------ RAW RECORDS
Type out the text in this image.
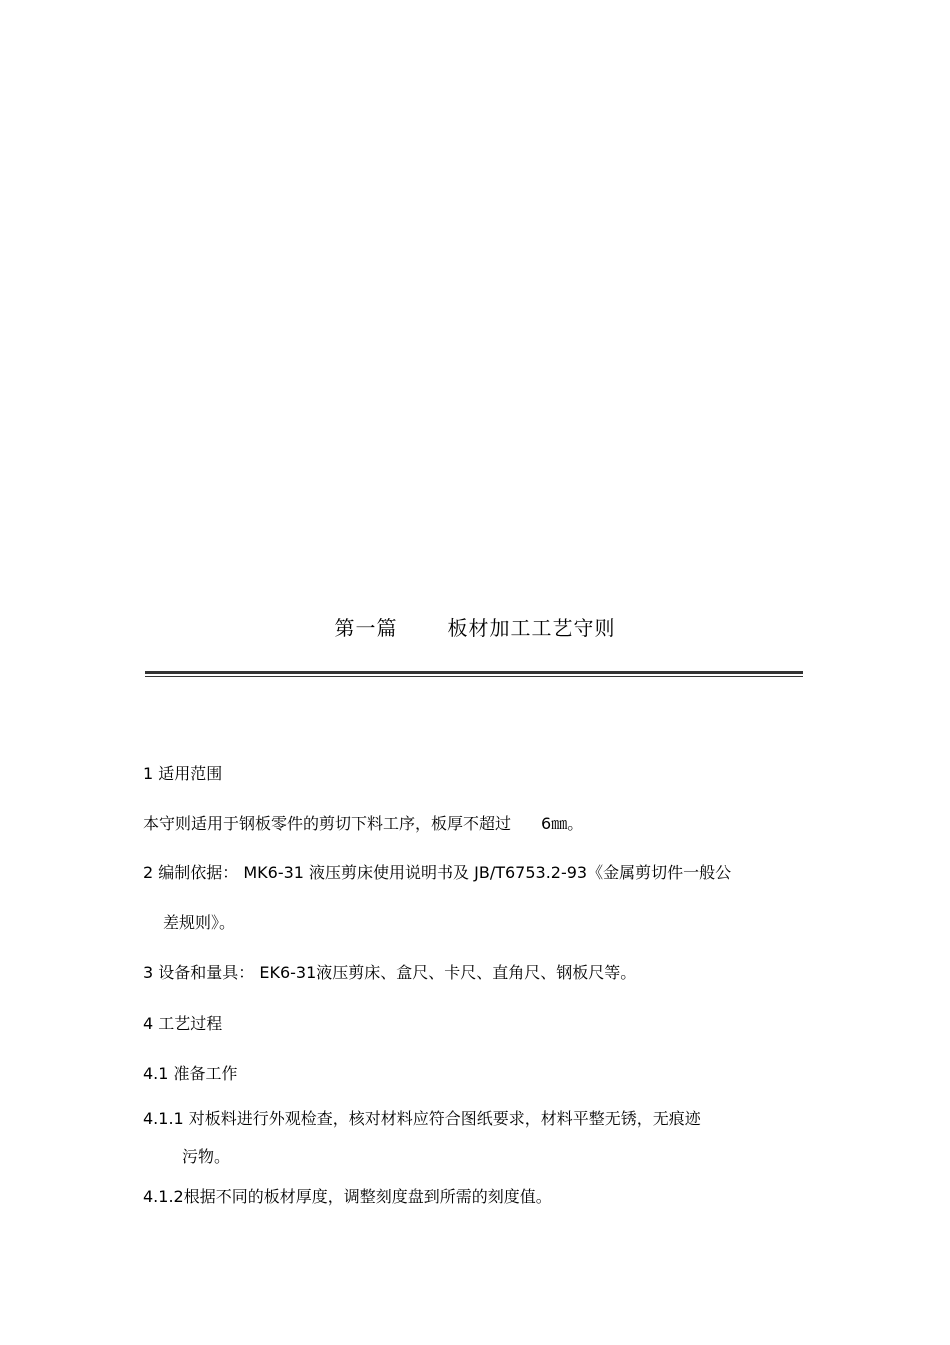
第一篇	板材加工工艺守则
1 适用范围
本守则适用于钢板零件的剪切下料工序，板厚不超过 6㎜。
2 编制依据： MK6-31 液压剪床使用说明书及 JB/T6753.2-93《金属剪切件一般公
差规则》。
3 设备和量具： EK6-31液压剪床、盒尺、卡尺、直角尺、钢板尺等。
4 工艺过程
4.1 准备工作
4.1.1 对板料进行外观检查，核对材料应符合图纸要求，材料平整无锈，无痕迹
污物。
4.1.2根据不同的板材厚度，调整刻度盘到所需的刻度值。
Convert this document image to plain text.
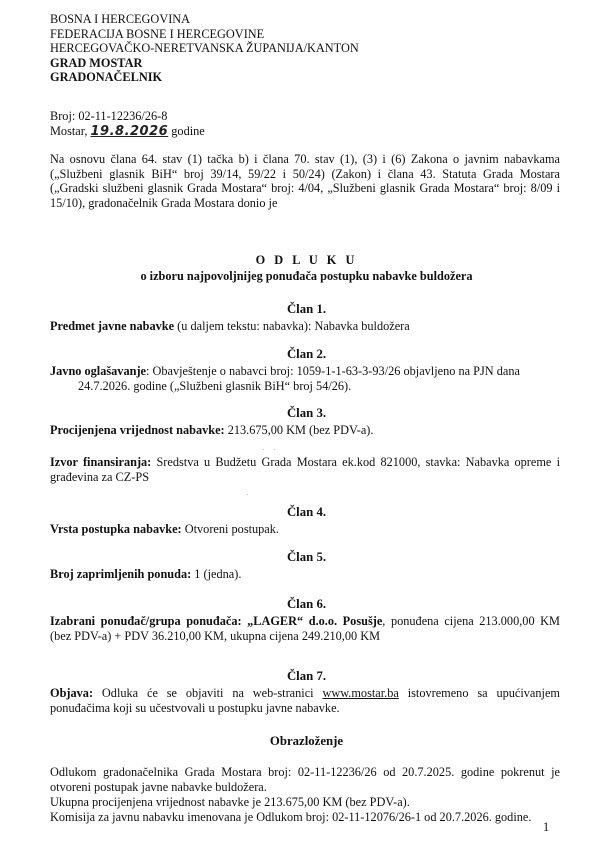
BOSNA I HERCEGOVINA
FEDERACIJA BOSNE I HERCEGOVINE
HERCEGOVAČKO-NERETVANSKA ŽUPANIJA/KANTON
GRAD MOSTAR
GRADONAČELNIK
Broj: 02-11-12236/26-8
Mostar, 19.8.2026 godine
Na osnovu člana 64. stav (1) tačka b) i člana 70. stav (1), (3) i (6) Zakona o javnim nabavkama („Službeni glasnik BiH“ broj 39/14, 59/22 i 50/24) (Zakon) i člana 43. Statuta Grada Mostara („Gradski službeni glasnik Grada Mostara“ broj: 4/04, „Službeni glasnik Grada Mostara“ broj: 8/09 i 15/10), gradonačelnik Grada Mostara donio je
O D L U K U
o izboru najpovoljnijeg ponuđača postupku nabavke buldožera
Član 1.
Predmet javne nabavke (u daljem tekstu: nabavka): Nabavka buldožera
Član 2.
Javno oglašavanje: Obavještenje o nabavci broj: 1059-1-1-63-3-93/26 objavljeno na PJN dana
24.7.2026. godine („Službeni glasnik BiH“ broj 54/26).
Član 3.
Procijenjena vrijednost nabavke: 213.675,00 KM (bez PDV-a).
Izvor finansiranja: Sredstva u Budžetu Grada Mostara ek.kod 821000, stavka: Nabavka opreme i građevina za CZ-PS
·     ·
·
Član 4.
Vrsta postupka nabavke: Otvoreni postupak.
Član 5.
Broj zaprimljenih ponuda: 1 (jedna).
Član 6.
Izabrani ponuđač/grupa ponuđača: „LAGER“ d.o.o. Posušje, ponuđena cijena 213.000,00 KM (bez PDV-a) + PDV 36.210,00 KM, ukupna cijena 249.210,00 KM
Član 7.
Objava: Odluka će se objaviti na web-stranici www.mostar.ba istovremeno sa upućivanjem ponuđačima koji su učestvovali u postupku javne nabavke.
Obrazloženje
Odlukom gradonačelnika Grada Mostara broj: 02-11-12236/26 od 20.7.2025. godine pokrenut je otvoreni postupak javne nabavke buldožera.
Ukupna procijenjena vrijednost nabavke je 213.675,00 KM (bez PDV-a).
Komisija za javnu nabavku imenovana je Odlukom broj: 02-11-12076/26-1 od 20.7.2026. godine.
1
------------
» **PROBLEM**:
Compute how many lines include the string "vrijednost", then give that number by itself.

» **EXPECTED ANSWER**:
2